_Exercise prompt_
Search the material for "analysis" and show all lines that contain it.
>>>
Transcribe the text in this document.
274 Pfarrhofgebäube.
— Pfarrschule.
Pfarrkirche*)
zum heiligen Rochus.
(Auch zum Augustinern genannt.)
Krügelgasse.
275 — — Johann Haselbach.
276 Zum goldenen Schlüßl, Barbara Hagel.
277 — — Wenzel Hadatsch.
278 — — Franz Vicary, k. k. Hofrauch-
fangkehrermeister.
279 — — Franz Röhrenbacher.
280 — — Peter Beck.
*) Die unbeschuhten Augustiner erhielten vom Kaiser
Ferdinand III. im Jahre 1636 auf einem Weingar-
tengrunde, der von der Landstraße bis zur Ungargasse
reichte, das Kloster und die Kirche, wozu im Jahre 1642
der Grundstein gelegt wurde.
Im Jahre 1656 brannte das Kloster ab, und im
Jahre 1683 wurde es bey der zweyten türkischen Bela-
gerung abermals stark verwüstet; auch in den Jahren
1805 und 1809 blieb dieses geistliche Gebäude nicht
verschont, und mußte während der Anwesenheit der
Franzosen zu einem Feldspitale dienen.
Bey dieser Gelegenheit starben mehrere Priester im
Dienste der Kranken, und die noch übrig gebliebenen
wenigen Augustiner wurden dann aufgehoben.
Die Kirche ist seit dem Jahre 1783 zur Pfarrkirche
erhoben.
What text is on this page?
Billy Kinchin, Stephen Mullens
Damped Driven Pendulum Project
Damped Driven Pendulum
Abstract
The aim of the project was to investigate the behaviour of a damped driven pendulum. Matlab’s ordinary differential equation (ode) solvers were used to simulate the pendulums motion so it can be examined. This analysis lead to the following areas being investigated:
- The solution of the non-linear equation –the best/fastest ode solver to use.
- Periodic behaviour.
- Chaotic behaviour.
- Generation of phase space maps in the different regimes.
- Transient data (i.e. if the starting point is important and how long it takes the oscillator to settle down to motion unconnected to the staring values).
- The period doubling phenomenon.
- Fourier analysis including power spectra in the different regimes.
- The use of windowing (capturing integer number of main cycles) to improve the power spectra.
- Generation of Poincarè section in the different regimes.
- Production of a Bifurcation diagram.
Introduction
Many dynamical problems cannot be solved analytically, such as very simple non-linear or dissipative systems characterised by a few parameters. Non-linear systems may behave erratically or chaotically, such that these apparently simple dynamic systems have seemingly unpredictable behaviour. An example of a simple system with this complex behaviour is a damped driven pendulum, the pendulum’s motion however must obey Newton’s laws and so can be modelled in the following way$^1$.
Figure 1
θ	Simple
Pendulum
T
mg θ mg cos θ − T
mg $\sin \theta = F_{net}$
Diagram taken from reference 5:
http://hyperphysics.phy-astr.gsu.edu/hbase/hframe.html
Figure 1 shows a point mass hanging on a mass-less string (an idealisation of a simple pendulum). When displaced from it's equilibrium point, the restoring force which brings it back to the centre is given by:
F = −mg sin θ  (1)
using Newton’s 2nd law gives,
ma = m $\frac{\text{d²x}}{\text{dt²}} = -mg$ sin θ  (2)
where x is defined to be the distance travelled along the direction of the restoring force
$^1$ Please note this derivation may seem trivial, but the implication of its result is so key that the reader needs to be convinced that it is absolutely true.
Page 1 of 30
<<<
_Exercise output_
The aim of the project was to investigate the behaviour of a damped driven pendulum. Matlab’s ordinary differential equation (ode) solvers were used to simulate the pendulums motion so it can be examined. This analysis lead to the following areas being investigated:
- Fourier analysis including power spectra in the different regimes.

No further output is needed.